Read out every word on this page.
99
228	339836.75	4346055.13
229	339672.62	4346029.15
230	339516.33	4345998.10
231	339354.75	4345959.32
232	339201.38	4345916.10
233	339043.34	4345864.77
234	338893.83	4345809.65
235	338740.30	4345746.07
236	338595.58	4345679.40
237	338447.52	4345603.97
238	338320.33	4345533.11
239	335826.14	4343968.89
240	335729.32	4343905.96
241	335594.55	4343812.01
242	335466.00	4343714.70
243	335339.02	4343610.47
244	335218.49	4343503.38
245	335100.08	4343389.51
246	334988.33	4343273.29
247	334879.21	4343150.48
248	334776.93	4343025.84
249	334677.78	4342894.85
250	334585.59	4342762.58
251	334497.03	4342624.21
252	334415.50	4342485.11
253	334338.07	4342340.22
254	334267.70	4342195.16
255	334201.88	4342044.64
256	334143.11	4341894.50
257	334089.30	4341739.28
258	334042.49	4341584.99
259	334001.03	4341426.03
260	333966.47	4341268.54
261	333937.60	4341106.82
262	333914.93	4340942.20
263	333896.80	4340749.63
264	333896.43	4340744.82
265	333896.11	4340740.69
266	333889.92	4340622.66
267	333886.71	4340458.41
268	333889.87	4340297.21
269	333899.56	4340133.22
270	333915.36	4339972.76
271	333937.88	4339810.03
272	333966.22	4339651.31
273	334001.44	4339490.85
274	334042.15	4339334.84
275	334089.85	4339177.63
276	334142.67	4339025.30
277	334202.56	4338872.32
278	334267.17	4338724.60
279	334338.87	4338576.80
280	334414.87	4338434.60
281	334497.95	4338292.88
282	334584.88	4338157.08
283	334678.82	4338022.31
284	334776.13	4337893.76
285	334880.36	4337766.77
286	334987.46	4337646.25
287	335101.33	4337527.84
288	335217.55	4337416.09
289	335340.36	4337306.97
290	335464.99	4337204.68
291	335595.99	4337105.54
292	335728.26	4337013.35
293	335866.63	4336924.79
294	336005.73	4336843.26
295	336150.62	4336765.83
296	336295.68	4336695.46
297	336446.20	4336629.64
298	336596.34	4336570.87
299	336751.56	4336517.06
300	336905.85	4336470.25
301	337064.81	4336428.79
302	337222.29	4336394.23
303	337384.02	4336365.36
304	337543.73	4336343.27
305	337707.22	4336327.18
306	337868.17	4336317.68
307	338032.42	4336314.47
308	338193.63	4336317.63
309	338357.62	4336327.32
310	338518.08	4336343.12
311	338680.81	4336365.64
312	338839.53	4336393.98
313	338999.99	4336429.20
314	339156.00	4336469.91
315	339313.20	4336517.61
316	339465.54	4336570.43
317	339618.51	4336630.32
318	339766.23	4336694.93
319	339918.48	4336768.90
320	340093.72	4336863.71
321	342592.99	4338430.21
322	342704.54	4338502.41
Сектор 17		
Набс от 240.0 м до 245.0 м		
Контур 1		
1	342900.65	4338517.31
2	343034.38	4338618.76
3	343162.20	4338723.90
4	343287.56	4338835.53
┄┄┄┄┄┄┄┄┄┄┄┄┄┄┄┄┄┄┄┄
• **WHAT IS NEEDED**
Copy every line of the records word for word.

• **SOLUTION TO THE EXERCISE**
Read out every word on this page.
99
228	339836.75	4346055.13
229	339672.62	4346029.15
230	339516.33	4345998.10
231	339354.75	4345959.32
232	339201.38	4345916.10
233	339043.34	4345864.77
234	338893.83	4345809.65
235	338740.30	4345746.07
236	338595.58	4345679.40
237	338447.52	4345603.97
238	338320.33	4345533.11
239	335826.14	4343968.89
240	335729.32	4343905.96
241	335594.55	4343812.01
242	335466.00	4343714.70
243	335339.02	4343610.47
244	335218.49	4343503.38
245	335100.08	4343389.51
246	334988.33	4343273.29
247	334879.21	4343150.48
248	334776.93	4343025.84
249	334677.78	4342894.85
250	334585.59	4342762.58
251	334497.03	4342624.21
252	334415.50	4342485.11
253	334338.07	4342340.22
254	334267.70	4342195.16
255	334201.88	4342044.64
256	334143.11	4341894.50
257	334089.30	4341739.28
258	334042.49	4341584.99
259	334001.03	4341426.03
260	333966.47	4341268.54
261	333937.60	4341106.82
262	333914.93	4340942.20
263	333896.80	4340749.63
264	333896.43	4340744.82
265	333896.11	4340740.69
266	333889.92	4340622.66
267	333886.71	4340458.41
268	333889.87	4340297.21
269	333899.56	4340133.22
270	333915.36	4339972.76
271	333937.88	4339810.03
272	333966.22	4339651.31
273	334001.44	4339490.85
274	334042.15	4339334.84
275	334089.85	4339177.63
276	334142.67	4339025.30
277	334202.56	4338872.32
278	334267.17	4338724.60
279	334338.87	4338576.80
280	334414.87	4338434.60
281	334497.95	4338292.88
282	334584.88	4338157.08
283	334678.82	4338022.31
284	334776.13	4337893.76
285	334880.36	4337766.77
286	334987.46	4337646.25
287	335101.33	4337527.84
288	335217.55	4337416.09
289	335340.36	4337306.97
290	335464.99	4337204.68
291	335595.99	4337105.54
292	335728.26	4337013.35
293	335866.63	4336924.79
294	336005.73	4336843.26
295	336150.62	4336765.83
296	336295.68	4336695.46
297	336446.20	4336629.64
298	336596.34	4336570.87
299	336751.56	4336517.06
300	336905.85	4336470.25
301	337064.81	4336428.79
302	337222.29	4336394.23
303	337384.02	4336365.36
304	337543.73	4336343.27
305	337707.22	4336327.18
306	337868.17	4336317.68
307	338032.42	4336314.47
308	338193.63	4336317.63
309	338357.62	4336327.32
310	338518.08	4336343.12
311	338680.81	4336365.64
312	338839.53	4336393.98
313	338999.99	4336429.20
314	339156.00	4336469.91
315	339313.20	4336517.61
316	339465.54	4336570.43
317	339618.51	4336630.32
318	339766.23	4336694.93
319	339918.48	4336768.90
320	340093.72	4336863.71
321	342592.99	4338430.21
322	342704.54	4338502.41
Сектор 17		
Набс от 240.0 м до 245.0 м		
Контур 1		
1	342900.65	4338517.31
2	343034.38	4338618.76
3	343162.20	4338723.90
4	343287.56	4338835.53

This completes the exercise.